▶ USING THE INFORMATION
• a. Do these statements agree with the post on Mutallab and Northwest flight 253? Answer yes or no for each, quoting the post's deciding words: (i) The Haskells were coming back from a safari in Uganda. (ii) The Dutch military police spokesman confirmed that a second man was with the suspect. (iii) Kurt and Lori Haskell's legal expertise includes immigration law.
• b. According to the post on Mutallab and Northwest flight 253, since what year has Amsterdam Schiphol Airport had explosive detection systems?

▶ TEXT SECTION
Monday, December 28, 2009

Report: Mutullab boarded NWA 253 without a passport?


A Michigan man and his wife claim they witnessed Umar Farouk Abdul Mutallab trying to board the plane in Amsterdam without a passport.  From Michigan Live:
Kurt Haskell of Newport, Mich., who posted an earlier comment about his experience, talked exclusively with MLive.com and confirmed he was on the flight by sending a picture of his boarding pass. He and his wife, Lori, were returning from a safari in Uganda when they boarded the NWA flight on Friday.



Kurt HaskellLori and Kurt HaskellHaskell said he and his wife were sitting on the ground near their boarding gate in Amsterdam, which is when they saw Mutallab approach the gate with an unidentified man.


Kurt and Lori Haskell are attorneys with Haskell Law Firm in Taylor. Their expertise includes bankruptcy, family law and estate planning.


While Mutallab was poorly dressed, his friend was dressed in an expensive suit, Haskell said. He says the suited man asked ticket agents whether Mutallab could board without a passport. “The guy said, 'He's from Sudan and we do this all the time.'”


Mutallab is Nigerian. Haskell believes the man may have been trying to garner sympathy for Mutallab's lack of documents by portraying him as a Sudanese refugee. (photo by Kurt Haskell)
This account has prompted an investigation by Dutch military police:
Dutch military police are investigating the possibility that an accomplice may have helped the Nigerian man accused of trying to blow up a flight from Amsterdam to Detroit on Christmas Day, a spokesman said on Monday.



A U.S. couple on the flight, Kurt and Lori Haskell, told Reuters and other news agencies that they saw a tall, well-dressed man aged about 50 with the suspect Umar Farouk Abdulmutallab on Friday morning at Amsterdam's Schiphol Airport.


The Haskells have claimed the man spoke for Abdulmutallab and attempted to get him aboard Northwest flight 253 without a passport.


"At this moment we have no information on whether there was another guy," the military police spokesman said. "We are checking all clues and information we get."


The spokesman added that the military police and the counter-terrorism agency NCTb were reviewing CCTV video and other evidence to see if the accomplice story bears out.


The military police have already said Abdulmutallab did not go through passport control at Schiphol when he arrived from Lagos.


But the spokesman said it would be unlikely the man could board the plane without showing his passport at some point in the boarding process.
Ed Morrissey at Hot Air opines on these revelations and the curious reaction of the Department of Homeland Security:
Clearly, the security process at Schipol needs a lot of work. The US has warned about security in Lagos for years. Anyone coming from Lagos should be double-checked, not allowed to bypass passport controls. And anyone on a US watch list should have been screened more closely, not ignored.



An accomplice would put a new light on the attack. So far, Janet Napolitano has tried to argue that Abdulmutallab probably acted alone, and that the attack was not part of a wider conspiracy. If the Haskells are correct, then a conspiracy exists, which seems rather obvious to everyone except the Department of Homeland Security.


This prompts the question: why are they presuming the lack of a conspiracy rather than the existence of one? After all, the former would tend to force more action to secure future flights. The evidence will lead in the proper direction when it’s uncovered. But both are assumptions in the lack of any evidence — so why not make the fail-secure assumption first? Or at the very least, stop making the latter assumption.
Although Amsterdam Schiphol Airport has had explosive detection systems in place since 1998,  it is not clear that PETN would have been detected during routine screening procedures.  But I agee with Morrissey's observation that any passenger from Lagos and certainly one whose name appears on a terror watch list should have been searched thoroughly, and should not have been allowed on board a U.S.-bound jet without a passport.

▶ GIVEN ENTRIES
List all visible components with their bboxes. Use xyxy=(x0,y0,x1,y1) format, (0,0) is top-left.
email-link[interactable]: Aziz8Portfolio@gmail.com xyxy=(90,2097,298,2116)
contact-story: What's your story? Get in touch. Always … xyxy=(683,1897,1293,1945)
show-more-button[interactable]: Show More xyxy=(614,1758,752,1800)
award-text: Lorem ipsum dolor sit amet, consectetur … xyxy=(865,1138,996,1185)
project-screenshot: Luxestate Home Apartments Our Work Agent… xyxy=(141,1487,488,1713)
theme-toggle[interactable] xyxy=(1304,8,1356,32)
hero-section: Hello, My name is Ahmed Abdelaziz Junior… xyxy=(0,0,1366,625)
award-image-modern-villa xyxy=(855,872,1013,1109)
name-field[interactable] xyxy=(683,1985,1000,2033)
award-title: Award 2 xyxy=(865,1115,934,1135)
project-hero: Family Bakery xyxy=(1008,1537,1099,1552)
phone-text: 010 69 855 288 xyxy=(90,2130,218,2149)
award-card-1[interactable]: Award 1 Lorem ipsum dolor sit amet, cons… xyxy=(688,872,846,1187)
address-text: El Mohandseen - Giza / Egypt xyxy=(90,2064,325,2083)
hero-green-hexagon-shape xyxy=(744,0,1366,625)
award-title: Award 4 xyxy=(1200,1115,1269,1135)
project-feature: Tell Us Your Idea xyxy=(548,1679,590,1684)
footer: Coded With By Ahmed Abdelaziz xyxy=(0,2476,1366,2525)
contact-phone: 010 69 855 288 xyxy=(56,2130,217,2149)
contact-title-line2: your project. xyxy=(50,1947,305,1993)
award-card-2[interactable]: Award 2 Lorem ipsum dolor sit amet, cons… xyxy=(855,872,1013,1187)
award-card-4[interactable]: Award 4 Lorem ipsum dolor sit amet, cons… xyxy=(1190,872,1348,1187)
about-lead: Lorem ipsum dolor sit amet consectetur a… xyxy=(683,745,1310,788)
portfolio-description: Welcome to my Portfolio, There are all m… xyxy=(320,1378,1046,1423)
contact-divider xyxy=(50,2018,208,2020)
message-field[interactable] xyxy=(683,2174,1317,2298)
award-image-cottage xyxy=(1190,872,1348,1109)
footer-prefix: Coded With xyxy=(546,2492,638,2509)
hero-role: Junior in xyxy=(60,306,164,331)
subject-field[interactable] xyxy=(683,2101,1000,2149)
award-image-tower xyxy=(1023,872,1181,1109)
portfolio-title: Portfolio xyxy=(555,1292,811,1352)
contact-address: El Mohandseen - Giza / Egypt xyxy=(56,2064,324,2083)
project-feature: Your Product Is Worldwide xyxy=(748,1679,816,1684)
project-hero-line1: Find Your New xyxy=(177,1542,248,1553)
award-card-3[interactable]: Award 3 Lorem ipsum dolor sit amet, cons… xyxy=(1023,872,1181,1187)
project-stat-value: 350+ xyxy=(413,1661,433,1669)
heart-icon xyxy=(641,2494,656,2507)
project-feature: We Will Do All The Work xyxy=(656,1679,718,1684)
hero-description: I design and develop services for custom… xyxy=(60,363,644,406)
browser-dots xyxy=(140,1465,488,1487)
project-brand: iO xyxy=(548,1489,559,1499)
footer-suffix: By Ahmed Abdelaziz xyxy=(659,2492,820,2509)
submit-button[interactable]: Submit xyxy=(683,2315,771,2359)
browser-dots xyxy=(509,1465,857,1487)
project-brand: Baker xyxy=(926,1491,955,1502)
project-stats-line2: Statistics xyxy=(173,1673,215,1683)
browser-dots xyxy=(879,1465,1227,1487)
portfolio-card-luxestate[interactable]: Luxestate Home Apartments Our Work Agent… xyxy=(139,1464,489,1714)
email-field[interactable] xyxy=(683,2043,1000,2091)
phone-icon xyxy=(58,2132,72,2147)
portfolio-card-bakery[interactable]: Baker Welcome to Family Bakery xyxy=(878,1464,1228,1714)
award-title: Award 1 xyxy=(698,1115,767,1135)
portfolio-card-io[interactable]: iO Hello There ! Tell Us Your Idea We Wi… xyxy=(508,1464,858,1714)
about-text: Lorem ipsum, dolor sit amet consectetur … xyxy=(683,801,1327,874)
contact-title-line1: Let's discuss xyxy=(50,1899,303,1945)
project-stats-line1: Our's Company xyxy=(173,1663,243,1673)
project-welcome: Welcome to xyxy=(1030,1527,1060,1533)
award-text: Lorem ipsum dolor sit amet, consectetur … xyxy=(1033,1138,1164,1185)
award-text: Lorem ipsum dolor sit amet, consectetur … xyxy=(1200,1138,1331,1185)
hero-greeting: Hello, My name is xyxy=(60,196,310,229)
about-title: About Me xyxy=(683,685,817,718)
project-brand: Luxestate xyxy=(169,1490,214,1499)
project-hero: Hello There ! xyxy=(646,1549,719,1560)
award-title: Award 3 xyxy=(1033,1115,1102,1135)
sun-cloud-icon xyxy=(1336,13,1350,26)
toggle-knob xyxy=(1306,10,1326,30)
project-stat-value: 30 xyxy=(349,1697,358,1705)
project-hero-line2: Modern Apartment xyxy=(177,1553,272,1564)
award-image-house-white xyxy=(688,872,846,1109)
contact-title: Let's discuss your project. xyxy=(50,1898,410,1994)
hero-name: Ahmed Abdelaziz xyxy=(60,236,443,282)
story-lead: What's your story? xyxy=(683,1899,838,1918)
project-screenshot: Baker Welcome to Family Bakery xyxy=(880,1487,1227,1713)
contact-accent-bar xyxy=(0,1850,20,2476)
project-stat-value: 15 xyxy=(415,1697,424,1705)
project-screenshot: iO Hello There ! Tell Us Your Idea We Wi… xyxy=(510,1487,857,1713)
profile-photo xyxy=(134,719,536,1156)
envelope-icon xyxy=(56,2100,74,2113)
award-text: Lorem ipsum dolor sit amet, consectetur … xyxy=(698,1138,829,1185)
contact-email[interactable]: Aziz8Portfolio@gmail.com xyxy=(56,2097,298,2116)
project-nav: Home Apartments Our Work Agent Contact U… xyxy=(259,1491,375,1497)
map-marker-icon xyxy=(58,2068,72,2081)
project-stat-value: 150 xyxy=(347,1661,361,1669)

▶ PROBLEM SOLUTIONS
• a.
(i) Yes: "were returning from a safari in Uganda"
(ii) No: "At this moment we have no information on whether there was another guy"
(iii) No: "Their expertise includes bankruptcy, family law and estate planning."

• b. Since 1998.